*The exercise:*
Repeat, exactly and completely, the material that follows. Omit the pictures.

*Data entries:*
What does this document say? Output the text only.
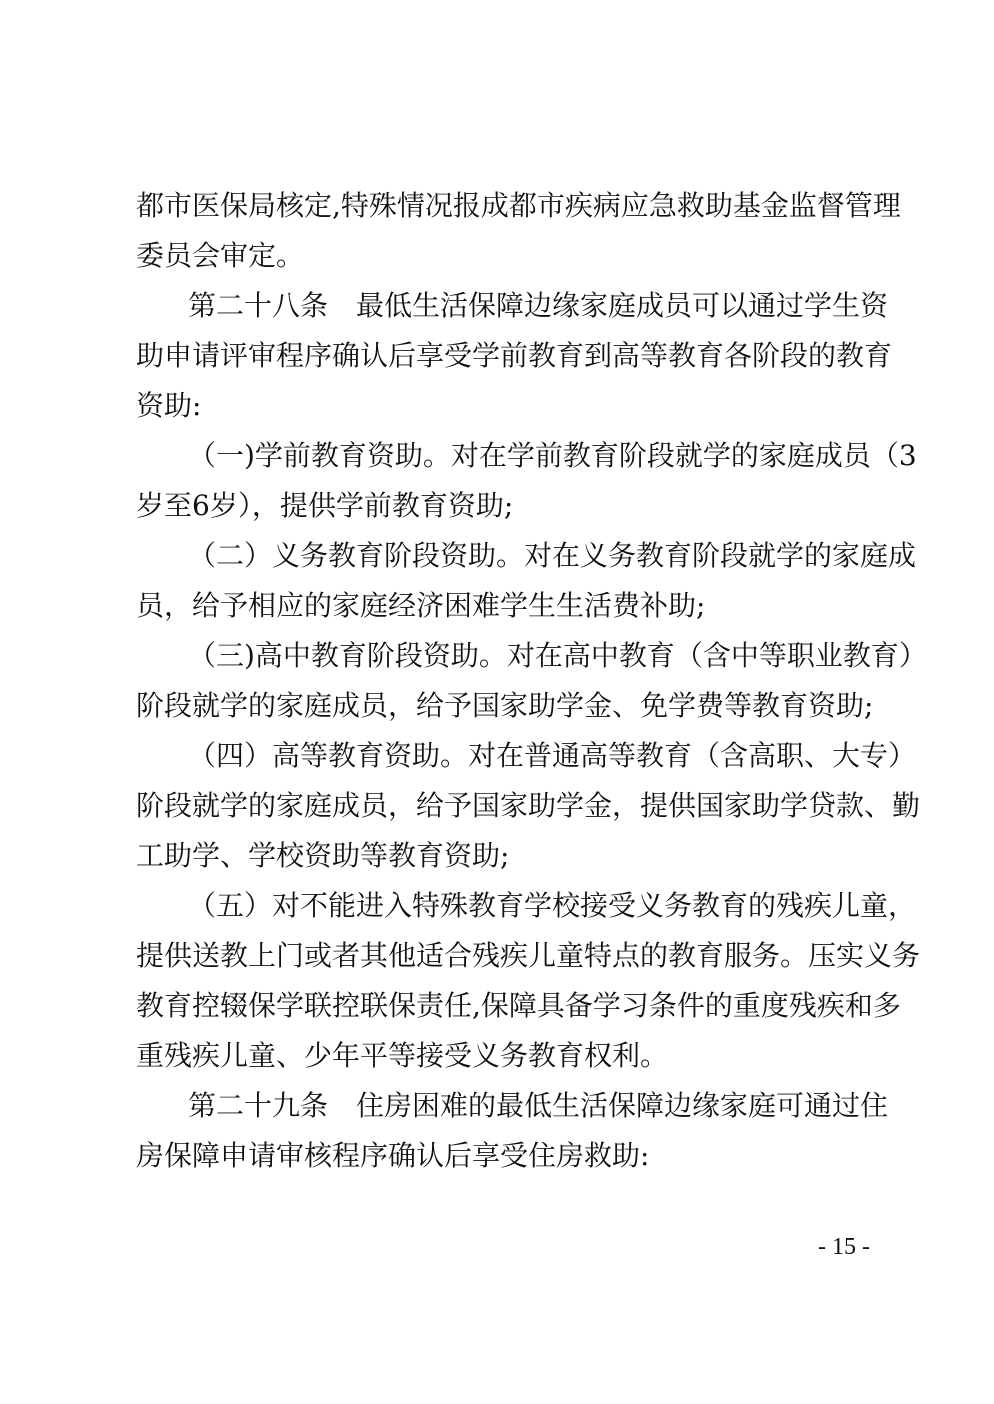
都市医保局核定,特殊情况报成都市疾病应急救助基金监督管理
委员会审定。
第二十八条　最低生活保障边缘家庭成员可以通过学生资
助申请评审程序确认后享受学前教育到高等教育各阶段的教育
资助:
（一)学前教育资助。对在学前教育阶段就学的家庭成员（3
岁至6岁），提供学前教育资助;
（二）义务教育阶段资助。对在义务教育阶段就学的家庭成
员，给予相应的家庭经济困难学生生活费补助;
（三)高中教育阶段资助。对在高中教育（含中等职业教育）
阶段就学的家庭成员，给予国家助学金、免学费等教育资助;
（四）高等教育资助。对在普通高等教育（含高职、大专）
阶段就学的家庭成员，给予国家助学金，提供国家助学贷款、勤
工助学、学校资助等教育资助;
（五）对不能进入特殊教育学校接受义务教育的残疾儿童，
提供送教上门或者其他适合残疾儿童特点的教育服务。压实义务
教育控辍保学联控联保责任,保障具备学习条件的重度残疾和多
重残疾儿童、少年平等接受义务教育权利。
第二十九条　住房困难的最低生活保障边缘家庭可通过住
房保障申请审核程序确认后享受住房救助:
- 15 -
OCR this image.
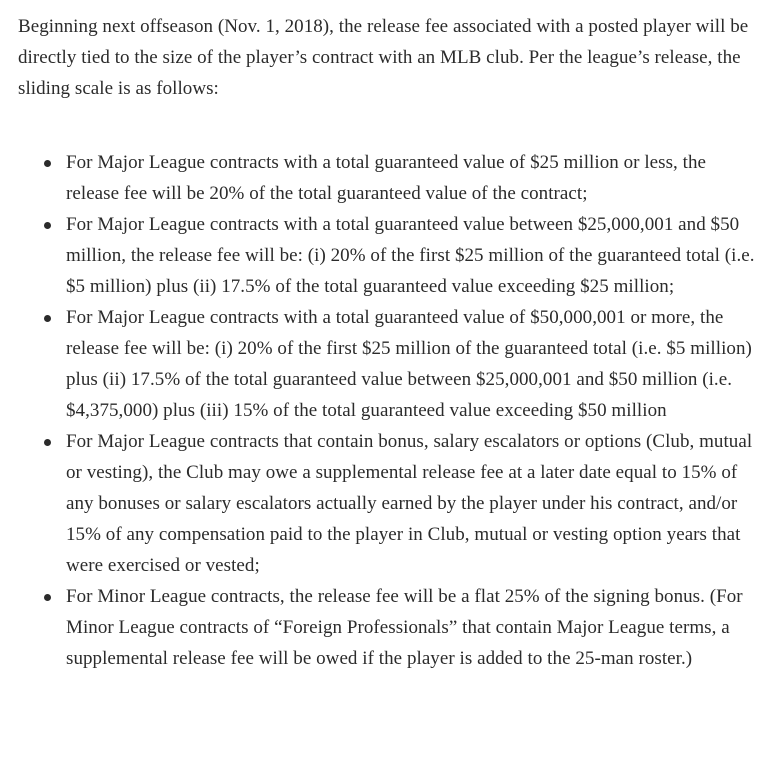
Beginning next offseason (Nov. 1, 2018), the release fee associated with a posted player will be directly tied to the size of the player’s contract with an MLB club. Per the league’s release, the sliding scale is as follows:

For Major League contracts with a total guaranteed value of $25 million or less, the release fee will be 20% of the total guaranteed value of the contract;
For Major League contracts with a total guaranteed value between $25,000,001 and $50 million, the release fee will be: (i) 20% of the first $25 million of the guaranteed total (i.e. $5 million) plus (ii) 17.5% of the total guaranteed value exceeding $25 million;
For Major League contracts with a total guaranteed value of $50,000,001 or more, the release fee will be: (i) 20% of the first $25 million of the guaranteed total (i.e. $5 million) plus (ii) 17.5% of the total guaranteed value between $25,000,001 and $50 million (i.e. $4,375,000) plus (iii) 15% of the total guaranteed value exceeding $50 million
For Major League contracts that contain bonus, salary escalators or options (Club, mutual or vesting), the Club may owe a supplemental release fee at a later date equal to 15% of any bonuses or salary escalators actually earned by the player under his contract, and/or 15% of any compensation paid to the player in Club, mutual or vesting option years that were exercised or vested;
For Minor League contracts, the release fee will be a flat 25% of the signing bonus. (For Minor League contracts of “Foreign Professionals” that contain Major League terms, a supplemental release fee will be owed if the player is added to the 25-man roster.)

*Result of this task:*
What does this document say? Output the text only.
都市医保局核定,特殊情况报成都市疾病应急救助基金监督管理
委员会审定。
第二十八条　最低生活保障边缘家庭成员可以通过学生资
助申请评审程序确认后享受学前教育到高等教育各阶段的教育
资助:
（一)学前教育资助。对在学前教育阶段就学的家庭成员（3
岁至6岁），提供学前教育资助;
（二）义务教育阶段资助。对在义务教育阶段就学的家庭成
员，给予相应的家庭经济困难学生生活费补助;
（三)高中教育阶段资助。对在高中教育（含中等职业教育）
阶段就学的家庭成员，给予国家助学金、免学费等教育资助;
（四）高等教育资助。对在普通高等教育（含高职、大专）
阶段就学的家庭成员，给予国家助学金，提供国家助学贷款、勤
工助学、学校资助等教育资助;
（五）对不能进入特殊教育学校接受义务教育的残疾儿童，
提供送教上门或者其他适合残疾儿童特点的教育服务。压实义务
教育控辍保学联控联保责任,保障具备学习条件的重度残疾和多
重残疾儿童、少年平等接受义务教育权利。
第二十九条　住房困难的最低生活保障边缘家庭可通过住
房保障申请审核程序确认后享受住房救助:
- 15 -
OCR this image.
Beginning next offseason (Nov. 1, 2018), the release fee associated with a posted player will be directly tied to the size of the player’s contract with an MLB club. Per the league’s release, the sliding scale is as follows:

For Major League contracts with a total guaranteed value of $25 million or less, the release fee will be 20% of the total guaranteed value of the contract;
For Major League contracts with a total guaranteed value between $25,000,001 and $50 million, the release fee will be: (i) 20% of the first $25 million of the guaranteed total (i.e. $5 million) plus (ii) 17.5% of the total guaranteed value exceeding $25 million;
For Major League contracts with a total guaranteed value of $50,000,001 or more, the release fee will be: (i) 20% of the first $25 million of the guaranteed total (i.e. $5 million) plus (ii) 17.5% of the total guaranteed value between $25,000,001 and $50 million (i.e. $4,375,000) plus (iii) 15% of the total guaranteed value exceeding $50 million
For Major League contracts that contain bonus, salary escalators or options (Club, mutual or vesting), the Club may owe a supplemental release fee at a later date equal to 15% of any bonuses or salary escalators actually earned by the player under his contract, and/or 15% of any compensation paid to the player in Club, mutual or vesting option years that were exercised or vested;
For Minor League contracts, the release fee will be a flat 25% of the signing bonus. (For Minor League contracts of “Foreign Professionals” that contain Major League terms, a supplemental release fee will be owed if the player is added to the 25-man roster.)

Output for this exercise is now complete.